-- begin --
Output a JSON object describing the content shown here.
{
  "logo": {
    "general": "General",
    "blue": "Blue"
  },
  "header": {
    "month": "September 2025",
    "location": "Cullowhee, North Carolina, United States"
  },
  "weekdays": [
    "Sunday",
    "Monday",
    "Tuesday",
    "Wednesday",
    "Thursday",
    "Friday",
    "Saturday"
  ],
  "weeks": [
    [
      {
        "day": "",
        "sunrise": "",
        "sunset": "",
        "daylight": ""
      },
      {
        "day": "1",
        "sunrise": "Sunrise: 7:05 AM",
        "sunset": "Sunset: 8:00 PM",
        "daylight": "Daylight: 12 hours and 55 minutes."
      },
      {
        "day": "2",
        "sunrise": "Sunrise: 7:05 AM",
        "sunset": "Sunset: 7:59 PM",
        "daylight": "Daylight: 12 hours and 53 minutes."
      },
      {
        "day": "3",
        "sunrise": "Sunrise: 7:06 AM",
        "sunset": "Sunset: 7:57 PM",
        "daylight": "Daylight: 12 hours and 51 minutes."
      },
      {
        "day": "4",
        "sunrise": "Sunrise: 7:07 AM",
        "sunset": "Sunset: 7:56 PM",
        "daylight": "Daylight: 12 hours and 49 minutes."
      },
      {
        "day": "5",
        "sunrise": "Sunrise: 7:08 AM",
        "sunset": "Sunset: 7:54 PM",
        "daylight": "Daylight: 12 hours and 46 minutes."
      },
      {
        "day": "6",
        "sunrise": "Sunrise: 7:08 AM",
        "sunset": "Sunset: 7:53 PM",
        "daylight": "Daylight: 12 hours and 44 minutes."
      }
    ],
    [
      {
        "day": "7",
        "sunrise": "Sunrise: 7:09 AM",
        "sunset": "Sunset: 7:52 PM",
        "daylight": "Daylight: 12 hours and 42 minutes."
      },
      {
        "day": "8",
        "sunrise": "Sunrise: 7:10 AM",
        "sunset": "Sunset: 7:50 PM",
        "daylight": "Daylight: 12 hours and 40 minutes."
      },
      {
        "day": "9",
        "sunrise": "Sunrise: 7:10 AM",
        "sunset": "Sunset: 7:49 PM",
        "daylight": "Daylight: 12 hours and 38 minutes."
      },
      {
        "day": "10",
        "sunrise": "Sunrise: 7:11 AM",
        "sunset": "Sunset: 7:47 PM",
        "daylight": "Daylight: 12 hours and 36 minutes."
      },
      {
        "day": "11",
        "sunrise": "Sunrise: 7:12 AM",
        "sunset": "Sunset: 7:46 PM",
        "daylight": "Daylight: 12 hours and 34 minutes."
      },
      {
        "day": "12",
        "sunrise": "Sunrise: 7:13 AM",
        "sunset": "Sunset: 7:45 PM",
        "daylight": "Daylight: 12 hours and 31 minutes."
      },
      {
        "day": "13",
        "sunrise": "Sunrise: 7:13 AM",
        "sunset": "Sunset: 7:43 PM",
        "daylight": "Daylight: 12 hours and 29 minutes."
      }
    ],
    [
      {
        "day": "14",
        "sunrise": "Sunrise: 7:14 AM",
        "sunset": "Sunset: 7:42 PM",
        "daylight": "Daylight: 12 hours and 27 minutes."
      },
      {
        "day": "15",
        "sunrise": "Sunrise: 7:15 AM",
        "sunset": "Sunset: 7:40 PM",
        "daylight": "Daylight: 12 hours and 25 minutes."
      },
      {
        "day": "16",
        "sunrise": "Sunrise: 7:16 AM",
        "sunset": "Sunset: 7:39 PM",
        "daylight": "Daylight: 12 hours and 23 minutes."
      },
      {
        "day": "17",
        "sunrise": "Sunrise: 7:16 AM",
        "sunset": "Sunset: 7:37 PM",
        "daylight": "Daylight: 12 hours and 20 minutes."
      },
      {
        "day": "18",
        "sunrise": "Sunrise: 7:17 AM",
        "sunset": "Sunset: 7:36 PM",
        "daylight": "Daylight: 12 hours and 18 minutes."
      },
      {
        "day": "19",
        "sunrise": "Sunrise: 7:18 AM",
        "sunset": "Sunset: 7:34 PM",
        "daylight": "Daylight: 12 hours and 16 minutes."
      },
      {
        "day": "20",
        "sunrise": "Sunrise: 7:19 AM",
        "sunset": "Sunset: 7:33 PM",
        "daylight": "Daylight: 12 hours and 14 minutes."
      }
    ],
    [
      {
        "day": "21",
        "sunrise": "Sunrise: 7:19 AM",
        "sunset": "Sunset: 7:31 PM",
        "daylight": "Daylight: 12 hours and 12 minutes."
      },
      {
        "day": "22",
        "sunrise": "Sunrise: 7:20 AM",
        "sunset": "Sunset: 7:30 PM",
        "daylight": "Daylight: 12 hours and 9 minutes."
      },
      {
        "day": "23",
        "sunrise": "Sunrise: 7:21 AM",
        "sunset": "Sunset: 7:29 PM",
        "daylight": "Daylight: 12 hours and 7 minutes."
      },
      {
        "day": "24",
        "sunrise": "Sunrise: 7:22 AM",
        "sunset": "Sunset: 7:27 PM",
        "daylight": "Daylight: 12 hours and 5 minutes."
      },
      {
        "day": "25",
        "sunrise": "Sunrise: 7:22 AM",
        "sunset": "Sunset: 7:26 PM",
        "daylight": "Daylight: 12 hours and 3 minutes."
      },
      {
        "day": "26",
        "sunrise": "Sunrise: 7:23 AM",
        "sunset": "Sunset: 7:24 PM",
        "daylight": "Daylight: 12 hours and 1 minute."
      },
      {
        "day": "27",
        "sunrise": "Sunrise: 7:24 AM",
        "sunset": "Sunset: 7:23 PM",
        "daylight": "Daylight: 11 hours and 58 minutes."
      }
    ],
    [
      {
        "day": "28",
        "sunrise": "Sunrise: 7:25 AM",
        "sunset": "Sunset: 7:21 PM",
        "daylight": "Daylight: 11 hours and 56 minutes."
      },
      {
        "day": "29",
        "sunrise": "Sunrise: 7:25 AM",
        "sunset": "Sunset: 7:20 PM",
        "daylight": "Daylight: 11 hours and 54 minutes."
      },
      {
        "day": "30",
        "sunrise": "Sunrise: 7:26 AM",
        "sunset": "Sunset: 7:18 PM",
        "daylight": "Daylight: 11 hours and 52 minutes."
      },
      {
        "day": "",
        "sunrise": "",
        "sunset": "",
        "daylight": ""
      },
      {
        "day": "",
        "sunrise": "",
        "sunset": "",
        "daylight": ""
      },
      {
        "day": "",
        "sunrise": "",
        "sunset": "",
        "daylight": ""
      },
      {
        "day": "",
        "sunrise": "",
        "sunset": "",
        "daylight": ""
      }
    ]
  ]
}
-- end --
> Task goal
Output all of the material exactly as written.

> Correct response
Output a JSON object describing the content shown here.
{
  "logo": {
    "general": "General",
    "blue": "Blue"
  },
  "header": {
    "month": "September 2025",
    "location": "Cullowhee, North Carolina, United States"
  },
  "weekdays": [
    "Sunday",
    "Monday",
    "Tuesday",
    "Wednesday",
    "Thursday",
    "Friday",
    "Saturday"
  ],
  "weeks": [
    [
      {
        "day": "",
        "sunrise": "",
        "sunset": "",
        "daylight": ""
      },
      {
        "day": "1",
        "sunrise": "Sunrise: 7:05 AM",
        "sunset": "Sunset: 8:00 PM",
        "daylight": "Daylight: 12 hours and 55 minutes."
      },
      {
        "day": "2",
        "sunrise": "Sunrise: 7:05 AM",
        "sunset": "Sunset: 7:59 PM",
        "daylight": "Daylight: 12 hours and 53 minutes."
      },
      {
        "day": "3",
        "sunrise": "Sunrise: 7:06 AM",
        "sunset": "Sunset: 7:57 PM",
        "daylight": "Daylight: 12 hours and 51 minutes."
      },
      {
        "day": "4",
        "sunrise": "Sunrise: 7:07 AM",
        "sunset": "Sunset: 7:56 PM",
        "daylight": "Daylight: 12 hours and 49 minutes."
      },
      {
        "day": "5",
        "sunrise": "Sunrise: 7:08 AM",
        "sunset": "Sunset: 7:54 PM",
        "daylight": "Daylight: 12 hours and 46 minutes."
      },
      {
        "day": "6",
        "sunrise": "Sunrise: 7:08 AM",
        "sunset": "Sunset: 7:53 PM",
        "daylight": "Daylight: 12 hours and 44 minutes."
      }
    ],
    [
      {
        "day": "7",
        "sunrise": "Sunrise: 7:09 AM",
        "sunset": "Sunset: 7:52 PM",
        "daylight": "Daylight: 12 hours and 42 minutes."
      },
      {
        "day": "8",
        "sunrise": "Sunrise: 7:10 AM",
        "sunset": "Sunset: 7:50 PM",
        "daylight": "Daylight: 12 hours and 40 minutes."
      },
      {
        "day": "9",
        "sunrise": "Sunrise: 7:10 AM",
        "sunset": "Sunset: 7:49 PM",
        "daylight": "Daylight: 12 hours and 38 minutes."
      },
      {
        "day": "10",
        "sunrise": "Sunrise: 7:11 AM",
        "sunset": "Sunset: 7:47 PM",
        "daylight": "Daylight: 12 hours and 36 minutes."
      },
      {
        "day": "11",
        "sunrise": "Sunrise: 7:12 AM",
        "sunset": "Sunset: 7:46 PM",
        "daylight": "Daylight: 12 hours and 34 minutes."
      },
      {
        "day": "12",
        "sunrise": "Sunrise: 7:13 AM",
        "sunset": "Sunset: 7:45 PM",
        "daylight": "Daylight: 12 hours and 31 minutes."
      },
      {
        "day": "13",
        "sunrise": "Sunrise: 7:13 AM",
        "sunset": "Sunset: 7:43 PM",
        "daylight": "Daylight: 12 hours and 29 minutes."
      }
    ],
    [
      {
        "day": "14",
        "sunrise": "Sunrise: 7:14 AM",
        "sunset": "Sunset: 7:42 PM",
        "daylight": "Daylight: 12 hours and 27 minutes."
      },
      {
        "day": "15",
        "sunrise": "Sunrise: 7:15 AM",
        "sunset": "Sunset: 7:40 PM",
        "daylight": "Daylight: 12 hours and 25 minutes."
      },
      {
        "day": "16",
        "sunrise": "Sunrise: 7:16 AM",
        "sunset": "Sunset: 7:39 PM",
        "daylight": "Daylight: 12 hours and 23 minutes."
      },
      {
        "day": "17",
        "sunrise": "Sunrise: 7:16 AM",
        "sunset": "Sunset: 7:37 PM",
        "daylight": "Daylight: 12 hours and 20 minutes."
      },
      {
        "day": "18",
        "sunrise": "Sunrise: 7:17 AM",
        "sunset": "Sunset: 7:36 PM",
        "daylight": "Daylight: 12 hours and 18 minutes."
      },
      {
        "day": "19",
        "sunrise": "Sunrise: 7:18 AM",
        "sunset": "Sunset: 7:34 PM",
        "daylight": "Daylight: 12 hours and 16 minutes."
      },
      {
        "day": "20",
        "sunrise": "Sunrise: 7:19 AM",
        "sunset": "Sunset: 7:33 PM",
        "daylight": "Daylight: 12 hours and 14 minutes."
      }
    ],
    [
      {
        "day": "21",
        "sunrise": "Sunrise: 7:19 AM",
        "sunset": "Sunset: 7:31 PM",
        "daylight": "Daylight: 12 hours and 12 minutes."
      },
      {
        "day": "22",
        "sunrise": "Sunrise: 7:20 AM",
        "sunset": "Sunset: 7:30 PM",
        "daylight": "Daylight: 12 hours and 9 minutes."
      },
      {
        "day": "23",
        "sunrise": "Sunrise: 7:21 AM",
        "sunset": "Sunset: 7:29 PM",
        "daylight": "Daylight: 12 hours and 7 minutes."
      },
      {
        "day": "24",
        "sunrise": "Sunrise: 7:22 AM",
        "sunset": "Sunset: 7:27 PM",
        "daylight": "Daylight: 12 hours and 5 minutes."
      },
      {
        "day": "25",
        "sunrise": "Sunrise: 7:22 AM",
        "sunset": "Sunset: 7:26 PM",
        "daylight": "Daylight: 12 hours and 3 minutes."
      },
      {
        "day": "26",
        "sunrise": "Sunrise: 7:23 AM",
        "sunset": "Sunset: 7:24 PM",
        "daylight": "Daylight: 12 hours and 1 minute."
      },
      {
        "day": "27",
        "sunrise": "Sunrise: 7:24 AM",
        "sunset": "Sunset: 7:23 PM",
        "daylight": "Daylight: 11 hours and 58 minutes."
      }
    ],
    [
      {
        "day": "28",
        "sunrise": "Sunrise: 7:25 AM",
        "sunset": "Sunset: 7:21 PM",
        "daylight": "Daylight: 11 hours and 56 minutes."
      },
      {
        "day": "29",
        "sunrise": "Sunrise: 7:25 AM",
        "sunset": "Sunset: 7:20 PM",
        "daylight": "Daylight: 11 hours and 54 minutes."
      },
      {
        "day": "30",
        "sunrise": "Sunrise: 7:26 AM",
        "sunset": "Sunset: 7:18 PM",
        "daylight": "Daylight: 11 hours and 52 minutes."
      },
      {
        "day": "",
        "sunrise": "",
        "sunset": "",
        "daylight": ""
      },
      {
        "day": "",
        "sunrise": "",
        "sunset": "",
        "daylight": ""
      },
      {
        "day": "",
        "sunrise": "",
        "sunset": "",
        "daylight": ""
      },
      {
        "day": "",
        "sunrise": "",
        "sunset": "",
        "daylight": ""
      }
    ]
  ]
}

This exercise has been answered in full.